▸ Work instructions: All of the data needs to be repeated exactly.

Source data
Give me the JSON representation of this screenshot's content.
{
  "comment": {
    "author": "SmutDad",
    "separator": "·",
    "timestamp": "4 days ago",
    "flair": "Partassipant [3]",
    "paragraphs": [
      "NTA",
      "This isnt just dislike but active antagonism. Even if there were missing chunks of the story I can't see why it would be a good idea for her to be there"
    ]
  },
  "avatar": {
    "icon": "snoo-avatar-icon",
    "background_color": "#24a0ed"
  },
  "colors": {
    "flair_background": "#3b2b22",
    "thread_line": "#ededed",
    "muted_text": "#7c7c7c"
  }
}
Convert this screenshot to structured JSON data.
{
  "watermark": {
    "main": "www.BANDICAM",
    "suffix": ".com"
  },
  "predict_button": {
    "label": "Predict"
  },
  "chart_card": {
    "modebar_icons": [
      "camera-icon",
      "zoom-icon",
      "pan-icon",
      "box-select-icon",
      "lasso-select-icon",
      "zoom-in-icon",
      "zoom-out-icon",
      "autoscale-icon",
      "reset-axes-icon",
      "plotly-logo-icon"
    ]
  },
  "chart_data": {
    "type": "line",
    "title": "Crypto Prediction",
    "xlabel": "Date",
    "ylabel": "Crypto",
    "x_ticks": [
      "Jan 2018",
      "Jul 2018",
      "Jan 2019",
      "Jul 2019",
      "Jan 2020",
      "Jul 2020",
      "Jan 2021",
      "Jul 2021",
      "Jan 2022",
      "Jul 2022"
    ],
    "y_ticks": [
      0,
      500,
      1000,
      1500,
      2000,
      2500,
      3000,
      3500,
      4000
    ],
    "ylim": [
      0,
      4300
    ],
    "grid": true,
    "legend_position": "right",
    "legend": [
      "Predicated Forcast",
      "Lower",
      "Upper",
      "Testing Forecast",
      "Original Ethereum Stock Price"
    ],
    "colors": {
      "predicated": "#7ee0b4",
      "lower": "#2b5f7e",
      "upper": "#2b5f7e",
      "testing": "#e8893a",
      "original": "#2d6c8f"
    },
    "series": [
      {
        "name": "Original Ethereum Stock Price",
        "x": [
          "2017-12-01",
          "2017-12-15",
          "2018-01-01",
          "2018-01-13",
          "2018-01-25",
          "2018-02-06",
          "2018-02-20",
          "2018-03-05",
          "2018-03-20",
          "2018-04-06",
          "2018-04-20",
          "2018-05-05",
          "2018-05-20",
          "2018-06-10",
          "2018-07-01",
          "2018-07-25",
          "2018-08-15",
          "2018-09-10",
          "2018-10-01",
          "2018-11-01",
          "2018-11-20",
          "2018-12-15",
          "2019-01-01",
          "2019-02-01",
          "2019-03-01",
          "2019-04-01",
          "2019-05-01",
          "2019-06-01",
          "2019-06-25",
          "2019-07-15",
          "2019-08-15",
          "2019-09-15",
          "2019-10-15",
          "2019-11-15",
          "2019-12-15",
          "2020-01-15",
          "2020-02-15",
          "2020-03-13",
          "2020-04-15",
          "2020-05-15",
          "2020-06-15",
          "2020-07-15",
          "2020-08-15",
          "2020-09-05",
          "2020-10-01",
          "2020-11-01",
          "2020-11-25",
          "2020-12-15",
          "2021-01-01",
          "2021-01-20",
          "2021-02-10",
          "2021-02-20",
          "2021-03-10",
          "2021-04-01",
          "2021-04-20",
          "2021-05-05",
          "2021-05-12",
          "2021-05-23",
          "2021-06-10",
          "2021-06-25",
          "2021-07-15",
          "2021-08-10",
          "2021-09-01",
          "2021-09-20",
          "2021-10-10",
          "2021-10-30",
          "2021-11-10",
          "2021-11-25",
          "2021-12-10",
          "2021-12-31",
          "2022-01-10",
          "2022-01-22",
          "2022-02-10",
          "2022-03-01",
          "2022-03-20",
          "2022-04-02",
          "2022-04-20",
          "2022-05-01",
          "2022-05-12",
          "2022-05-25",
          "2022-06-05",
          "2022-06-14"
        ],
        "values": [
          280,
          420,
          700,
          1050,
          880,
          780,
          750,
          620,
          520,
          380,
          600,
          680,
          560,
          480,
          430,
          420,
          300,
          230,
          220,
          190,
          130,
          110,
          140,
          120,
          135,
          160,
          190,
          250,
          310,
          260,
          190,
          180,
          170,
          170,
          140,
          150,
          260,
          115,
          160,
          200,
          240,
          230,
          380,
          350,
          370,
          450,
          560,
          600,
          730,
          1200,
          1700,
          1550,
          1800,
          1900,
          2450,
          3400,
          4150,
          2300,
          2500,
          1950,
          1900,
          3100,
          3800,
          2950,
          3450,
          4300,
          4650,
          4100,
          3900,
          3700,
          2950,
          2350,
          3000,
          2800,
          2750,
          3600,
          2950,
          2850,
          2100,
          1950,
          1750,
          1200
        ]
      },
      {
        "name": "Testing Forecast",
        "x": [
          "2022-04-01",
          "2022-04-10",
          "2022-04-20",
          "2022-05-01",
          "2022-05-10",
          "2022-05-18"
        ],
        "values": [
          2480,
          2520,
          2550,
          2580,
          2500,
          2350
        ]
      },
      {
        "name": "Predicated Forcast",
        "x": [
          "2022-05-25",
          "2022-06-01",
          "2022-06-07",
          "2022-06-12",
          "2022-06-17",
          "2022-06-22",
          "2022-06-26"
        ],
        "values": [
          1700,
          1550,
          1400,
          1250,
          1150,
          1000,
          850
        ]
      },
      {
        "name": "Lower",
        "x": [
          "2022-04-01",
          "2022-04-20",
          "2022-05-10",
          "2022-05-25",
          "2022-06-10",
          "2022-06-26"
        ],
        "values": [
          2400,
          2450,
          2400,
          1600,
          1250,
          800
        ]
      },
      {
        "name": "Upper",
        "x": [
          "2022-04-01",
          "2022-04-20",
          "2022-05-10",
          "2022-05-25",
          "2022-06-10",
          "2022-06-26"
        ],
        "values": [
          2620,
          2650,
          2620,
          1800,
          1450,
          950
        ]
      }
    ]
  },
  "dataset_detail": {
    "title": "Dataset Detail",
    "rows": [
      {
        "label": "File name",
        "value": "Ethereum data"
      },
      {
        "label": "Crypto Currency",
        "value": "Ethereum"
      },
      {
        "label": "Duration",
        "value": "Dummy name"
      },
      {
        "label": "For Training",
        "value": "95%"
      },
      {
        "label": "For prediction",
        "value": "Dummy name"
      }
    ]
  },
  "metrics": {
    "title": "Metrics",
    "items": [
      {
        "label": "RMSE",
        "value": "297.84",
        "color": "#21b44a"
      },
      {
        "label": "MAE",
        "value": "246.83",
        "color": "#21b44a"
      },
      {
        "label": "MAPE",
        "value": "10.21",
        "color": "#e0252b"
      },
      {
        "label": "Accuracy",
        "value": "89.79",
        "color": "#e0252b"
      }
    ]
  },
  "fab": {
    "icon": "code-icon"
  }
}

▸ Output below:
Give me the JSON representation of this screenshot's content.
{
  "comment": {
    "author": "SmutDad",
    "separator": "·",
    "timestamp": "4 days ago",
    "flair": "Partassipant [3]",
    "paragraphs": [
      "NTA",
      "This isnt just dislike but active antagonism. Even if there were missing chunks of the story I can't see why it would be a good idea for her to be there"
    ]
  },
  "avatar": {
    "icon": "snoo-avatar-icon",
    "background_color": "#24a0ed"
  },
  "colors": {
    "flair_background": "#3b2b22",
    "thread_line": "#ededed",
    "muted_text": "#7c7c7c"
  }
}
Convert this screenshot to structured JSON data.
{
  "watermark": {
    "main": "www.BANDICAM",
    "suffix": ".com"
  },
  "predict_button": {
    "label": "Predict"
  },
  "chart_card": {
    "modebar_icons": [
      "camera-icon",
      "zoom-icon",
      "pan-icon",
      "box-select-icon",
      "lasso-select-icon",
      "zoom-in-icon",
      "zoom-out-icon",
      "autoscale-icon",
      "reset-axes-icon",
      "plotly-logo-icon"
    ]
  },
  "chart_data": {
    "type": "line",
    "title": "Crypto Prediction",
    "xlabel": "Date",
    "ylabel": "Crypto",
    "x_ticks": [
      "Jan 2018",
      "Jul 2018",
      "Jan 2019",
      "Jul 2019",
      "Jan 2020",
      "Jul 2020",
      "Jan 2021",
      "Jul 2021",
      "Jan 2022",
      "Jul 2022"
    ],
    "y_ticks": [
      0,
      500,
      1000,
      1500,
      2000,
      2500,
      3000,
      3500,
      4000
    ],
    "ylim": [
      0,
      4300
    ],
    "grid": true,
    "legend_position": "right",
    "legend": [
      "Predicated Forcast",
      "Lower",
      "Upper",
      "Testing Forecast",
      "Original Ethereum Stock Price"
    ],
    "colors": {
      "predicated": "#7ee0b4",
      "lower": "#2b5f7e",
      "upper": "#2b5f7e",
      "testing": "#e8893a",
      "original": "#2d6c8f"
    },
    "series": [
      {
        "name": "Original Ethereum Stock Price",
        "x": [
          "2017-12-01",
          "2017-12-15",
          "2018-01-01",
          "2018-01-13",
          "2018-01-25",
          "2018-02-06",
          "2018-02-20",
          "2018-03-05",
          "2018-03-20",
          "2018-04-06",
          "2018-04-20",
          "2018-05-05",
          "2018-05-20",
          "2018-06-10",
          "2018-07-01",
          "2018-07-25",
          "2018-08-15",
          "2018-09-10",
          "2018-10-01",
          "2018-11-01",
          "2018-11-20",
          "2018-12-15",
          "2019-01-01",
          "2019-02-01",
          "2019-03-01",
          "2019-04-01",
          "2019-05-01",
          "2019-06-01",
          "2019-06-25",
          "2019-07-15",
          "2019-08-15",
          "2019-09-15",
          "2019-10-15",
          "2019-11-15",
          "2019-12-15",
          "2020-01-15",
          "2020-02-15",
          "2020-03-13",
          "2020-04-15",
          "2020-05-15",
          "2020-06-15",
          "2020-07-15",
          "2020-08-15",
          "2020-09-05",
          "2020-10-01",
          "2020-11-01",
          "2020-11-25",
          "2020-12-15",
          "2021-01-01",
          "2021-01-20",
          "2021-02-10",
          "2021-02-20",
          "2021-03-10",
          "2021-04-01",
          "2021-04-20",
          "2021-05-05",
          "2021-05-12",
          "2021-05-23",
          "2021-06-10",
          "2021-06-25",
          "2021-07-15",
          "2021-08-10",
          "2021-09-01",
          "2021-09-20",
          "2021-10-10",
          "2021-10-30",
          "2021-11-10",
          "2021-11-25",
          "2021-12-10",
          "2021-12-31",
          "2022-01-10",
          "2022-01-22",
          "2022-02-10",
          "2022-03-01",
          "2022-03-20",
          "2022-04-02",
          "2022-04-20",
          "2022-05-01",
          "2022-05-12",
          "2022-05-25",
          "2022-06-05",
          "2022-06-14"
        ],
        "values": [
          280,
          420,
          700,
          1050,
          880,
          780,
          750,
          620,
          520,
          380,
          600,
          680,
          560,
          480,
          430,
          420,
          300,
          230,
          220,
          190,
          130,
          110,
          140,
          120,
          135,
          160,
          190,
          250,
          310,
          260,
          190,
          180,
          170,
          170,
          140,
          150,
          260,
          115,
          160,
          200,
          240,
          230,
          380,
          350,
          370,
          450,
          560,
          600,
          730,
          1200,
          1700,
          1550,
          1800,
          1900,
          2450,
          3400,
          4150,
          2300,
          2500,
          1950,
          1900,
          3100,
          3800,
          2950,
          3450,
          4300,
          4650,
          4100,
          3900,
          3700,
          2950,
          2350,
          3000,
          2800,
          2750,
          3600,
          2950,
          2850,
          2100,
          1950,
          1750,
          1200
        ]
      },
      {
        "name": "Testing Forecast",
        "x": [
          "2022-04-01",
          "2022-04-10",
          "2022-04-20",
          "2022-05-01",
          "2022-05-10",
          "2022-05-18"
        ],
        "values": [
          2480,
          2520,
          2550,
          2580,
          2500,
          2350
        ]
      },
      {
        "name": "Predicated Forcast",
        "x": [
          "2022-05-25",
          "2022-06-01",
          "2022-06-07",
          "2022-06-12",
          "2022-06-17",
          "2022-06-22",
          "2022-06-26"
        ],
        "values": [
          1700,
          1550,
          1400,
          1250,
          1150,
          1000,
          850
        ]
      },
      {
        "name": "Lower",
        "x": [
          "2022-04-01",
          "2022-04-20",
          "2022-05-10",
          "2022-05-25",
          "2022-06-10",
          "2022-06-26"
        ],
        "values": [
          2400,
          2450,
          2400,
          1600,
          1250,
          800
        ]
      },
      {
        "name": "Upper",
        "x": [
          "2022-04-01",
          "2022-04-20",
          "2022-05-10",
          "2022-05-25",
          "2022-06-10",
          "2022-06-26"
        ],
        "values": [
          2620,
          2650,
          2620,
          1800,
          1450,
          950
        ]
      }
    ]
  },
  "dataset_detail": {
    "title": "Dataset Detail",
    "rows": [
      {
        "label": "File name",
        "value": "Ethereum data"
      },
      {
        "label": "Crypto Currency",
        "value": "Ethereum"
      },
      {
        "label": "Duration",
        "value": "Dummy name"
      },
      {
        "label": "For Training",
        "value": "95%"
      },
      {
        "label": "For prediction",
        "value": "Dummy name"
      }
    ]
  },
  "metrics": {
    "title": "Metrics",
    "items": [
      {
        "label": "RMSE",
        "value": "297.84",
        "color": "#21b44a"
      },
      {
        "label": "MAE",
        "value": "246.83",
        "color": "#21b44a"
      },
      {
        "label": "MAPE",
        "value": "10.21",
        "color": "#e0252b"
      },
      {
        "label": "Accuracy",
        "value": "89.79",
        "color": "#e0252b"
      }
    ]
  },
  "fab": {
    "icon": "code-icon"
  }
}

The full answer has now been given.